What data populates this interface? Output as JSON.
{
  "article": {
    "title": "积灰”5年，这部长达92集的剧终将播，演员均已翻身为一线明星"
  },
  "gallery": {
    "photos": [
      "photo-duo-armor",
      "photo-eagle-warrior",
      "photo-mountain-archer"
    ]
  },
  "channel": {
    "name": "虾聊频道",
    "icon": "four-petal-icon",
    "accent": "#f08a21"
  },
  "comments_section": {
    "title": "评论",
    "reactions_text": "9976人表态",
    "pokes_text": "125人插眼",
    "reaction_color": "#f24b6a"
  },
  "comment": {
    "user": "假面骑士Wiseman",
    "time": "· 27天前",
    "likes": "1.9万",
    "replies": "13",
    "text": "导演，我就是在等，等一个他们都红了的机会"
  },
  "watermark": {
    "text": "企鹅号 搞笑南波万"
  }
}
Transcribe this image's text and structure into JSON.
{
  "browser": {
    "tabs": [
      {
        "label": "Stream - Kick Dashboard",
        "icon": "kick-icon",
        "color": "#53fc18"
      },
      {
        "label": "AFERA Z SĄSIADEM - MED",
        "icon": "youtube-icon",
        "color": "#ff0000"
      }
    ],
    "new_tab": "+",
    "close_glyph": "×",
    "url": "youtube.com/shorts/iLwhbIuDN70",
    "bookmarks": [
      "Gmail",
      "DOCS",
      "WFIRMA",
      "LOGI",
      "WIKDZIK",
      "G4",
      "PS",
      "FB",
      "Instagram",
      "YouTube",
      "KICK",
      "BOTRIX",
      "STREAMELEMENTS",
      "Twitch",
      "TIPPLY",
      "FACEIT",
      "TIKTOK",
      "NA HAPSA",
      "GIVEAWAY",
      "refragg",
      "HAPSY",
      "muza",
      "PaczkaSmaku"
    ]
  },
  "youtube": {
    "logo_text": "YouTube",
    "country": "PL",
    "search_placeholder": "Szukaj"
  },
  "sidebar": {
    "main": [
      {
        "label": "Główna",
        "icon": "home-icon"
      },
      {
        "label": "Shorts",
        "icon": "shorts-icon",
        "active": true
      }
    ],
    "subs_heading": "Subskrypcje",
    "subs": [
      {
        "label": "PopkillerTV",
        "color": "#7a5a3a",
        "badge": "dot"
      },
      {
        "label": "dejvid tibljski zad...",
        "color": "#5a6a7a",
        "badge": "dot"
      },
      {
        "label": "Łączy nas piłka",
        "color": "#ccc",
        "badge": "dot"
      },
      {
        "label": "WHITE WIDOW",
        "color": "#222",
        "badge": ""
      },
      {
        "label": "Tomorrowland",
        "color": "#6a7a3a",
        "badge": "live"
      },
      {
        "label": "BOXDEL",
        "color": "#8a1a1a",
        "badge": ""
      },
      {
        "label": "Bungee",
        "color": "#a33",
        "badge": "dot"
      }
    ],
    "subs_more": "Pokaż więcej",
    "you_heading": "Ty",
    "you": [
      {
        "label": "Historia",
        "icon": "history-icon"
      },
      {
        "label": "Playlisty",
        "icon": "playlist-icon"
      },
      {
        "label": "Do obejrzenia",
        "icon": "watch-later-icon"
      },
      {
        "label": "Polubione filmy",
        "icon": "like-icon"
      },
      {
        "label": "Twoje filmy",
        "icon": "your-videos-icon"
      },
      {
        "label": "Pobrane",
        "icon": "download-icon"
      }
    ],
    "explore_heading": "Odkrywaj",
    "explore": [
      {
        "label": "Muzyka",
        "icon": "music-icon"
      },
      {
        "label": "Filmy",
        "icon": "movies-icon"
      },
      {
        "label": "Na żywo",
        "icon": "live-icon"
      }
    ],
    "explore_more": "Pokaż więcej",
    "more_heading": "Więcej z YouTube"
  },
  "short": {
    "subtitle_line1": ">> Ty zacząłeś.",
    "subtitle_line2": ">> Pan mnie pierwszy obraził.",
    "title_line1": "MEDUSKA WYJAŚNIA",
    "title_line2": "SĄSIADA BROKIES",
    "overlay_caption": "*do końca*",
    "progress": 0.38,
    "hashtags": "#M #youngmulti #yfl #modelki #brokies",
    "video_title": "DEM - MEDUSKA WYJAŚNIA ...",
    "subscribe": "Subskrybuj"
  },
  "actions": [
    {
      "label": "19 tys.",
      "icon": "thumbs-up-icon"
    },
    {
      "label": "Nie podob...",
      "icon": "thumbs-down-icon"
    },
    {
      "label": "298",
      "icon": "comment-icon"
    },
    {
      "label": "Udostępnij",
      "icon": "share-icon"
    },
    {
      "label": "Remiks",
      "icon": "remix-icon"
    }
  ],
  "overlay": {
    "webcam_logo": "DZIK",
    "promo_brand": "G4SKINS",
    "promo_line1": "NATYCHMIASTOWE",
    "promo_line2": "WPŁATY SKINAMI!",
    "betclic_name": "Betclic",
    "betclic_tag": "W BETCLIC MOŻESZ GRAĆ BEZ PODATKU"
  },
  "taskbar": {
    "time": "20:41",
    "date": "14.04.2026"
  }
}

────────────────

What you should do
Restate all of the entries above precisely.

Task result
What data populates this interface? Output as JSON.
{
  "article": {
    "title": "积灰”5年，这部长达92集的剧终将播，演员均已翻身为一线明星"
  },
  "gallery": {
    "photos": [
      "photo-duo-armor",
      "photo-eagle-warrior",
      "photo-mountain-archer"
    ]
  },
  "channel": {
    "name": "虾聊频道",
    "icon": "four-petal-icon",
    "accent": "#f08a21"
  },
  "comments_section": {
    "title": "评论",
    "reactions_text": "9976人表态",
    "pokes_text": "125人插眼",
    "reaction_color": "#f24b6a"
  },
  "comment": {
    "user": "假面骑士Wiseman",
    "time": "· 27天前",
    "likes": "1.9万",
    "replies": "13",
    "text": "导演，我就是在等，等一个他们都红了的机会"
  },
  "watermark": {
    "text": "企鹅号 搞笑南波万"
  }
}
Transcribe this image's text and structure into JSON.
{
  "browser": {
    "tabs": [
      {
        "label": "Stream - Kick Dashboard",
        "icon": "kick-icon",
        "color": "#53fc18"
      },
      {
        "label": "AFERA Z SĄSIADEM - MED",
        "icon": "youtube-icon",
        "color": "#ff0000"
      }
    ],
    "new_tab": "+",
    "close_glyph": "×",
    "url": "youtube.com/shorts/iLwhbIuDN70",
    "bookmarks": [
      "Gmail",
      "DOCS",
      "WFIRMA",
      "LOGI",
      "WIKDZIK",
      "G4",
      "PS",
      "FB",
      "Instagram",
      "YouTube",
      "KICK",
      "BOTRIX",
      "STREAMELEMENTS",
      "Twitch",
      "TIPPLY",
      "FACEIT",
      "TIKTOK",
      "NA HAPSA",
      "GIVEAWAY",
      "refragg",
      "HAPSY",
      "muza",
      "PaczkaSmaku"
    ]
  },
  "youtube": {
    "logo_text": "YouTube",
    "country": "PL",
    "search_placeholder": "Szukaj"
  },
  "sidebar": {
    "main": [
      {
        "label": "Główna",
        "icon": "home-icon"
      },
      {
        "label": "Shorts",
        "icon": "shorts-icon",
        "active": true
      }
    ],
    "subs_heading": "Subskrypcje",
    "subs": [
      {
        "label": "PopkillerTV",
        "color": "#7a5a3a",
        "badge": "dot"
      },
      {
        "label": "dejvid tibljski zad...",
        "color": "#5a6a7a",
        "badge": "dot"
      },
      {
        "label": "Łączy nas piłka",
        "color": "#ccc",
        "badge": "dot"
      },
      {
        "label": "WHITE WIDOW",
        "color": "#222",
        "badge": ""
      },
      {
        "label": "Tomorrowland",
        "color": "#6a7a3a",
        "badge": "live"
      },
      {
        "label": "BOXDEL",
        "color": "#8a1a1a",
        "badge": ""
      },
      {
        "label": "Bungee",
        "color": "#a33",
        "badge": "dot"
      }
    ],
    "subs_more": "Pokaż więcej",
    "you_heading": "Ty",
    "you": [
      {
        "label": "Historia",
        "icon": "history-icon"
      },
      {
        "label": "Playlisty",
        "icon": "playlist-icon"
      },
      {
        "label": "Do obejrzenia",
        "icon": "watch-later-icon"
      },
      {
        "label": "Polubione filmy",
        "icon": "like-icon"
      },
      {
        "label": "Twoje filmy",
        "icon": "your-videos-icon"
      },
      {
        "label": "Pobrane",
        "icon": "download-icon"
      }
    ],
    "explore_heading": "Odkrywaj",
    "explore": [
      {
        "label": "Muzyka",
        "icon": "music-icon"
      },
      {
        "label": "Filmy",
        "icon": "movies-icon"
      },
      {
        "label": "Na żywo",
        "icon": "live-icon"
      }
    ],
    "explore_more": "Pokaż więcej",
    "more_heading": "Więcej z YouTube"
  },
  "short": {
    "subtitle_line1": ">> Ty zacząłeś.",
    "subtitle_line2": ">> Pan mnie pierwszy obraził.",
    "title_line1": "MEDUSKA WYJAŚNIA",
    "title_line2": "SĄSIADA BROKIES",
    "overlay_caption": "*do końca*",
    "progress": 0.38,
    "hashtags": "#M #youngmulti #yfl #modelki #brokies",
    "video_title": "DEM - MEDUSKA WYJAŚNIA ...",
    "subscribe": "Subskrybuj"
  },
  "actions": [
    {
      "label": "19 tys.",
      "icon": "thumbs-up-icon"
    },
    {
      "label": "Nie podob...",
      "icon": "thumbs-down-icon"
    },
    {
      "label": "298",
      "icon": "comment-icon"
    },
    {
      "label": "Udostępnij",
      "icon": "share-icon"
    },
    {
      "label": "Remiks",
      "icon": "remix-icon"
    }
  ],
  "overlay": {
    "webcam_logo": "DZIK",
    "promo_brand": "G4SKINS",
    "promo_line1": "NATYCHMIASTOWE",
    "promo_line2": "WPŁATY SKINAMI!",
    "betclic_name": "Betclic",
    "betclic_tag": "W BETCLIC MOŻESZ GRAĆ BEZ PODATKU"
  },
  "taskbar": {
    "time": "20:41",
    "date": "14.04.2026"
  }
}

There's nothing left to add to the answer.